• _EXERCISE PROMPT_:
Give the count of lines that include the string "JSON". Add nothing to it.

• _DATA RECORDS_:
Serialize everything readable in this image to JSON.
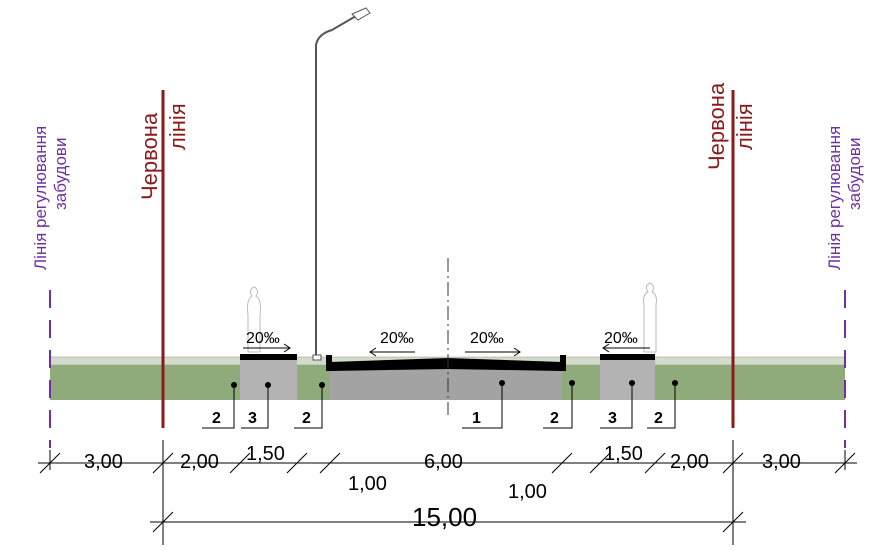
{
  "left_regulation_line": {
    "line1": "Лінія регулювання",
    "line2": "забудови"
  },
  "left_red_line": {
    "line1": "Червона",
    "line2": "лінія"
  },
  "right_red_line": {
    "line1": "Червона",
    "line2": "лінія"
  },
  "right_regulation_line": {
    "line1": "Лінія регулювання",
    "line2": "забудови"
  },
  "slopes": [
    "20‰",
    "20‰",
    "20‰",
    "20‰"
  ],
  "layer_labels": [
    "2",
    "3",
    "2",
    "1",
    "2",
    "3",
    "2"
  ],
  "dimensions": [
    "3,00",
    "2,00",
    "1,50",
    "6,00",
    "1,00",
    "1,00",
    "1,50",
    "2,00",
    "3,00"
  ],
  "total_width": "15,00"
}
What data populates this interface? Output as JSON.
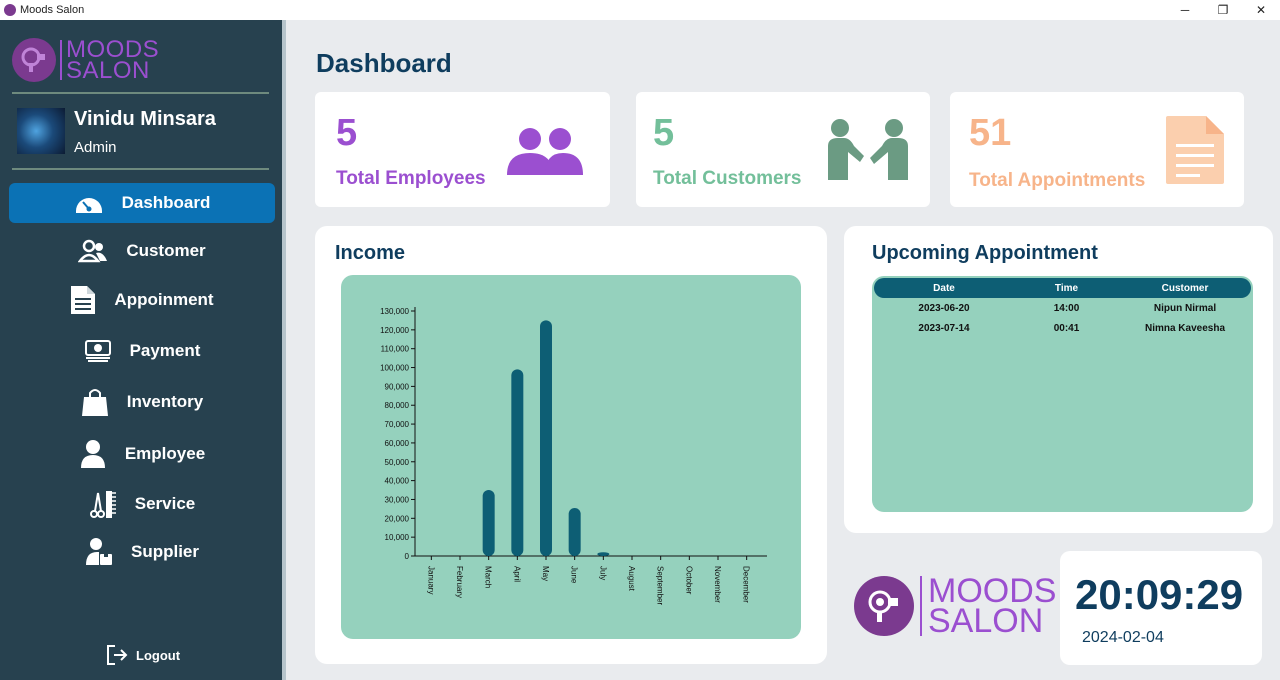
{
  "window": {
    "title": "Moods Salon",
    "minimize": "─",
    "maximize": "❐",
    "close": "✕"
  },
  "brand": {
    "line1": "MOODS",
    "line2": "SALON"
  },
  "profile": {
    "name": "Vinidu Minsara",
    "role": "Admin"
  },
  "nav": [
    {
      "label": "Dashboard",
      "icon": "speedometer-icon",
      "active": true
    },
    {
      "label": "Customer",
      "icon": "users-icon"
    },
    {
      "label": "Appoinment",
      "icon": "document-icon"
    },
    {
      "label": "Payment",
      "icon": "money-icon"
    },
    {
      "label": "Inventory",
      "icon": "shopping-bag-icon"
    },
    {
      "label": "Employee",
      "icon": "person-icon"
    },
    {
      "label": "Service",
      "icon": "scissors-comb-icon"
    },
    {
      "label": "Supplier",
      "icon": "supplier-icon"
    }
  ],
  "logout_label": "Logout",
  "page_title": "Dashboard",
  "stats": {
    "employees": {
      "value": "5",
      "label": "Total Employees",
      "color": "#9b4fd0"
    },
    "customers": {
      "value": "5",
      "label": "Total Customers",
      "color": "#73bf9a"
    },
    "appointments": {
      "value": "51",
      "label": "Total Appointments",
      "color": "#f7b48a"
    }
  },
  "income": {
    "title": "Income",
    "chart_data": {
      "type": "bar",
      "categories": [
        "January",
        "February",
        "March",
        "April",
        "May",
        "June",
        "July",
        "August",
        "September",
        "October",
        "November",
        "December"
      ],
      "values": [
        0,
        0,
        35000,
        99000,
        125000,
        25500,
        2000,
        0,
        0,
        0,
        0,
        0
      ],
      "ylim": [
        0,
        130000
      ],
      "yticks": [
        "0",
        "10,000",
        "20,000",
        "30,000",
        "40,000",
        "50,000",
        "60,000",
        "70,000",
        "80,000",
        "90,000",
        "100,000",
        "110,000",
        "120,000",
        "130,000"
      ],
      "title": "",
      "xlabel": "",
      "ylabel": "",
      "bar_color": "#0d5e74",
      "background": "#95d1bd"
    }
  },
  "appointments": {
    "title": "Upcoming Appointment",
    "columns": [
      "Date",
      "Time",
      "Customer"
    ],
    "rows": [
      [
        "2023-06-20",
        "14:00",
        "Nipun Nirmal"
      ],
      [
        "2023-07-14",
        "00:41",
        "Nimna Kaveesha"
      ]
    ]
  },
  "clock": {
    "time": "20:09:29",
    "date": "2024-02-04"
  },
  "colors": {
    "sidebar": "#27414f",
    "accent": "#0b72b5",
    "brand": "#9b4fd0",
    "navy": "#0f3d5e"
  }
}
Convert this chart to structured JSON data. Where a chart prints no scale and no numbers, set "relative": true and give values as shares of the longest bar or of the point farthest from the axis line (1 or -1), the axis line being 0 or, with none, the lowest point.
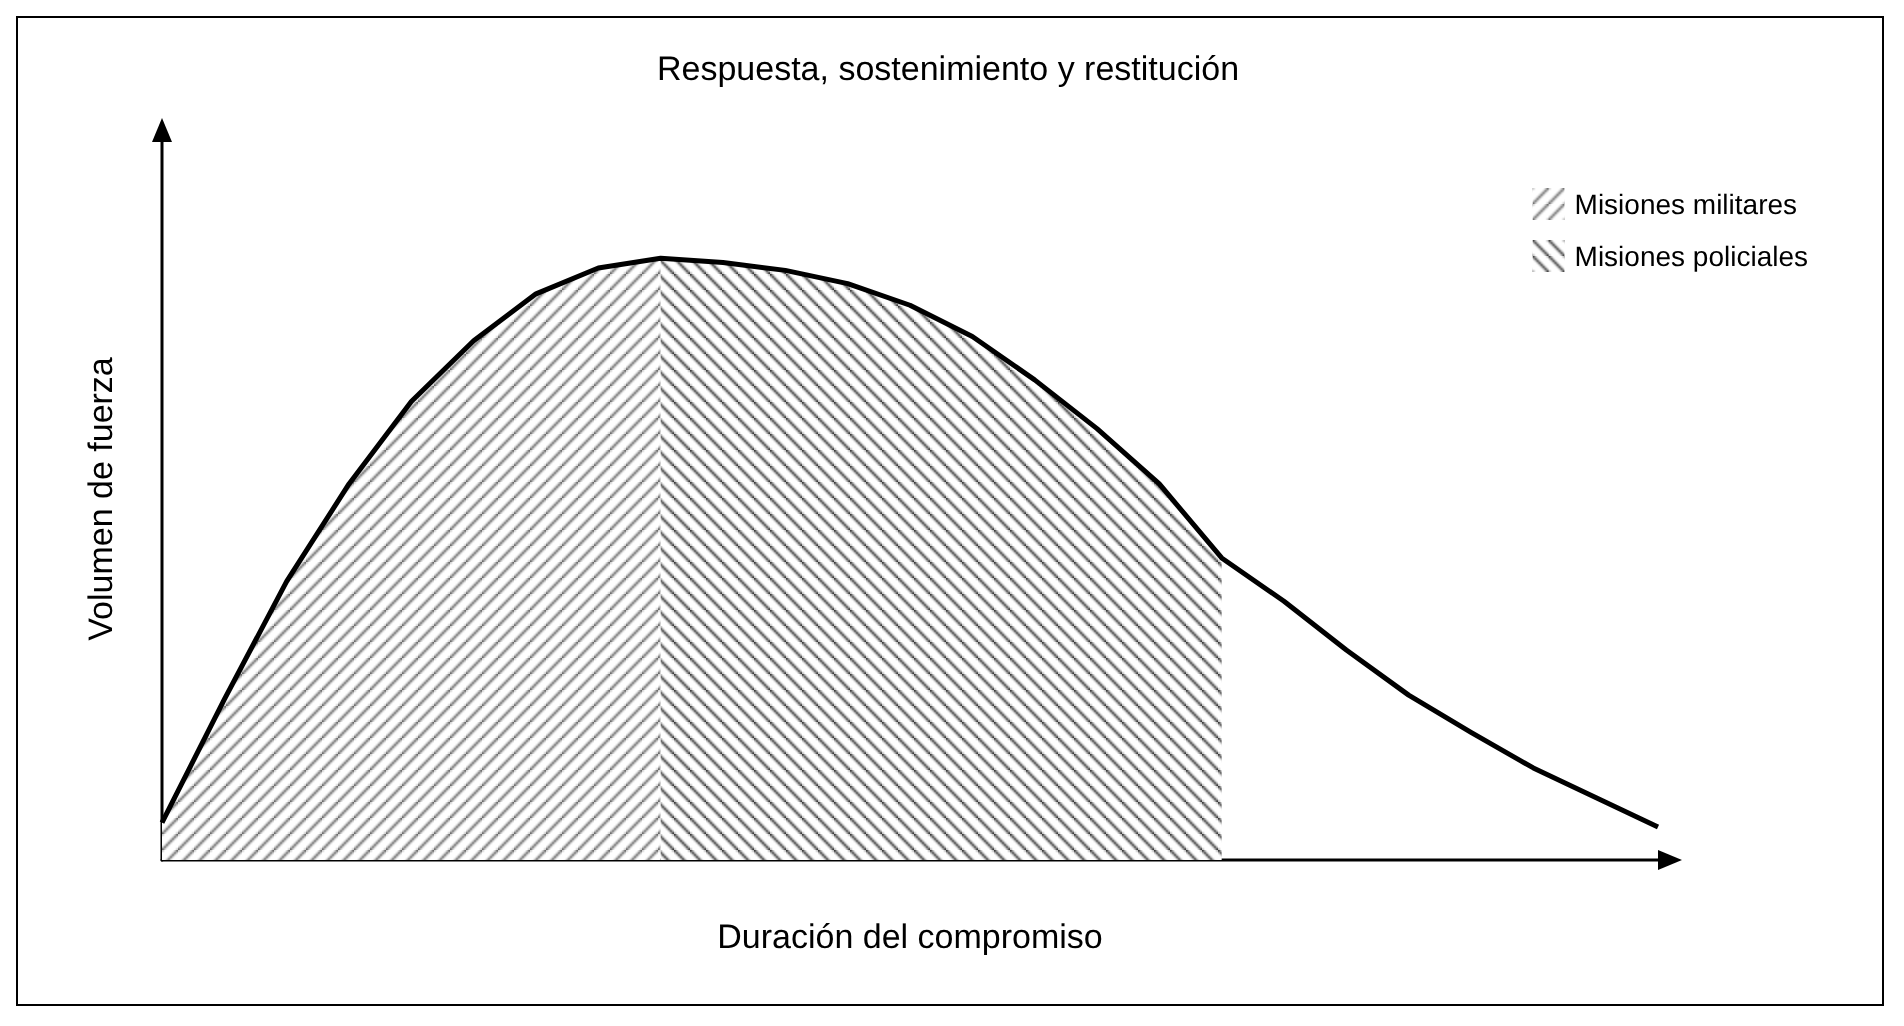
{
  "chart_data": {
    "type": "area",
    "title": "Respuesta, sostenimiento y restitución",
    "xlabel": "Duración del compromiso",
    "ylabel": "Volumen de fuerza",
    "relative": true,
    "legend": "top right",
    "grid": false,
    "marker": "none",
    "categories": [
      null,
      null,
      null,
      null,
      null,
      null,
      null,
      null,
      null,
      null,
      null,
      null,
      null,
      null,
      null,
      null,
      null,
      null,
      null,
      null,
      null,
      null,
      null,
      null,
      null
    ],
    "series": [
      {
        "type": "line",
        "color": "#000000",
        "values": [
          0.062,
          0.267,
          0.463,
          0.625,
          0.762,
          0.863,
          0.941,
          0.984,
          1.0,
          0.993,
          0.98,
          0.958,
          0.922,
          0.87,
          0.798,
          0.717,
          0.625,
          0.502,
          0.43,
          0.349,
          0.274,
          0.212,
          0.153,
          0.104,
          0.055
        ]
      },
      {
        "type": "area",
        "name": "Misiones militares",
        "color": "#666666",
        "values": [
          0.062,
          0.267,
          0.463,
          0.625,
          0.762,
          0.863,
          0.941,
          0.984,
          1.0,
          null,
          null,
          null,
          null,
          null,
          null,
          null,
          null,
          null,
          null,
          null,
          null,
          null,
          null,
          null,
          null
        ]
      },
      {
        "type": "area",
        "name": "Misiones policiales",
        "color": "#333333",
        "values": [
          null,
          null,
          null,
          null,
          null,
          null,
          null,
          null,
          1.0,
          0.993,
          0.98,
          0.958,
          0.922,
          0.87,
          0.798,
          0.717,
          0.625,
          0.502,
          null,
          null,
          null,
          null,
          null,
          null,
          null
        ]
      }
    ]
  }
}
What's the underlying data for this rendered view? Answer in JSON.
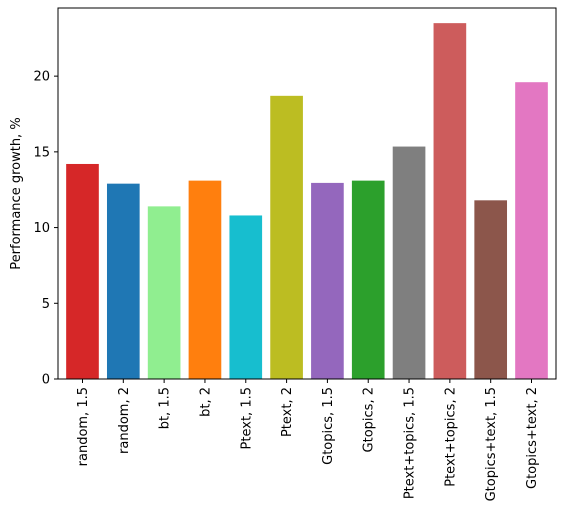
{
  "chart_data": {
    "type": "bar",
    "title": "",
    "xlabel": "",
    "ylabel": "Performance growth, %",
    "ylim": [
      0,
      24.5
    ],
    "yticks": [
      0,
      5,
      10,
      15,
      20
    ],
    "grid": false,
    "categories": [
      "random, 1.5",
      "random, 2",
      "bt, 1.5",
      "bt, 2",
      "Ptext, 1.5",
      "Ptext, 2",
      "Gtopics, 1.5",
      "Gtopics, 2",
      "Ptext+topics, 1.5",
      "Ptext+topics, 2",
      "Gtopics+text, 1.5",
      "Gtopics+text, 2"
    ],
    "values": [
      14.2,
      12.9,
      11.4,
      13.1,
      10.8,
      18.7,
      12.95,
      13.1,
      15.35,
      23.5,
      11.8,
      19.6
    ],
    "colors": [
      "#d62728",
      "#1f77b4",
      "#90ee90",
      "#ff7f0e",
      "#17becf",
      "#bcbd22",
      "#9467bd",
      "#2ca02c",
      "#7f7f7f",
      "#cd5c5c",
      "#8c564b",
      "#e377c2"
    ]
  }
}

• _WRITTEN SOLUTION_:
4